Problem to work on
Restate all of the entries exactly, dropping any pictures they hold.

Provided information

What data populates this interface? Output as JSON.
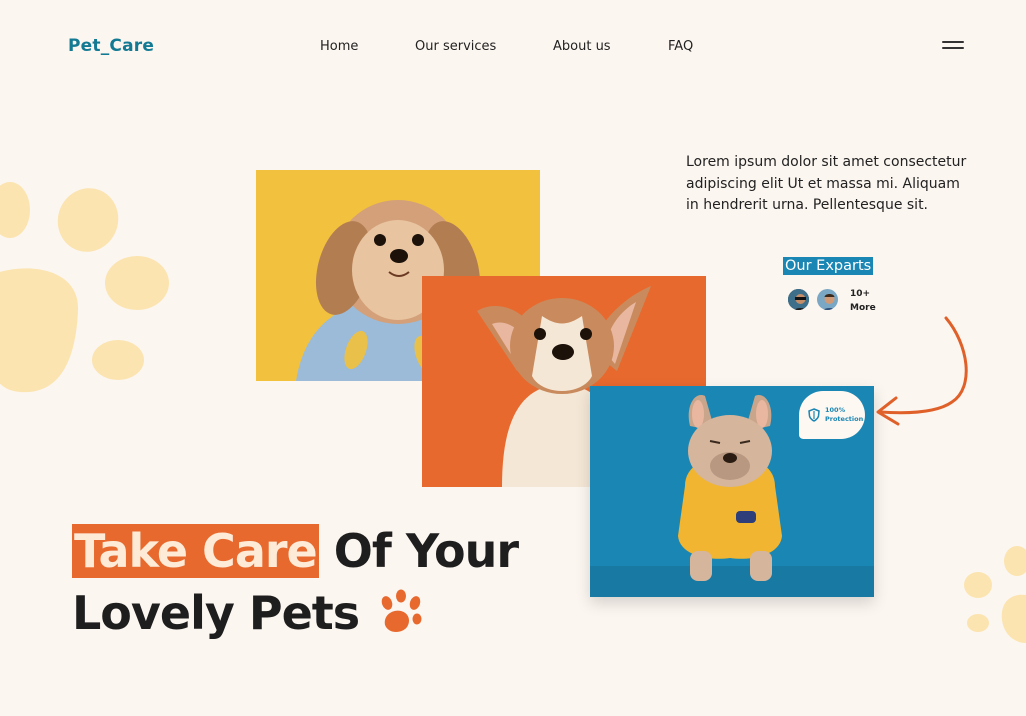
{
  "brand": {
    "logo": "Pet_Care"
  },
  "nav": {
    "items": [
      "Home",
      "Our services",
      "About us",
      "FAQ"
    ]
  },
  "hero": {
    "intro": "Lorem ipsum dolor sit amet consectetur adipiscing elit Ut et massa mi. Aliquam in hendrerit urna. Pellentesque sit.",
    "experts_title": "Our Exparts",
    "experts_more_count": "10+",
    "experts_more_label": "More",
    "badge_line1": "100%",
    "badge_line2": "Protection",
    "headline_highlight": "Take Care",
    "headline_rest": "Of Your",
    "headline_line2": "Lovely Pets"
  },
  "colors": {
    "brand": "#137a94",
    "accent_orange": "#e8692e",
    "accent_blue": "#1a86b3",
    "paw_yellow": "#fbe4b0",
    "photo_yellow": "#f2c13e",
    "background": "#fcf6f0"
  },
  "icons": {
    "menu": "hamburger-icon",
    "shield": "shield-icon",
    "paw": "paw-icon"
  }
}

Complete answer
What data populates this interface? Output as JSON.
{
  "brand": {
    "logo": "Pet_Care"
  },
  "nav": {
    "items": [
      "Home",
      "Our services",
      "About us",
      "FAQ"
    ]
  },
  "hero": {
    "intro": "Lorem ipsum dolor sit amet consectetur adipiscing elit Ut et massa mi. Aliquam in hendrerit urna. Pellentesque sit.",
    "experts_title": "Our Exparts",
    "experts_more_count": "10+",
    "experts_more_label": "More",
    "badge_line1": "100%",
    "badge_line2": "Protection",
    "headline_highlight": "Take Care",
    "headline_rest": "Of Your",
    "headline_line2": "Lovely Pets"
  },
  "colors": {
    "brand": "#137a94",
    "accent_orange": "#e8692e",
    "accent_blue": "#1a86b3",
    "paw_yellow": "#fbe4b0",
    "photo_yellow": "#f2c13e",
    "background": "#fcf6f0"
  },
  "icons": {
    "menu": "hamburger-icon",
    "shield": "shield-icon",
    "paw": "paw-icon"
  }
}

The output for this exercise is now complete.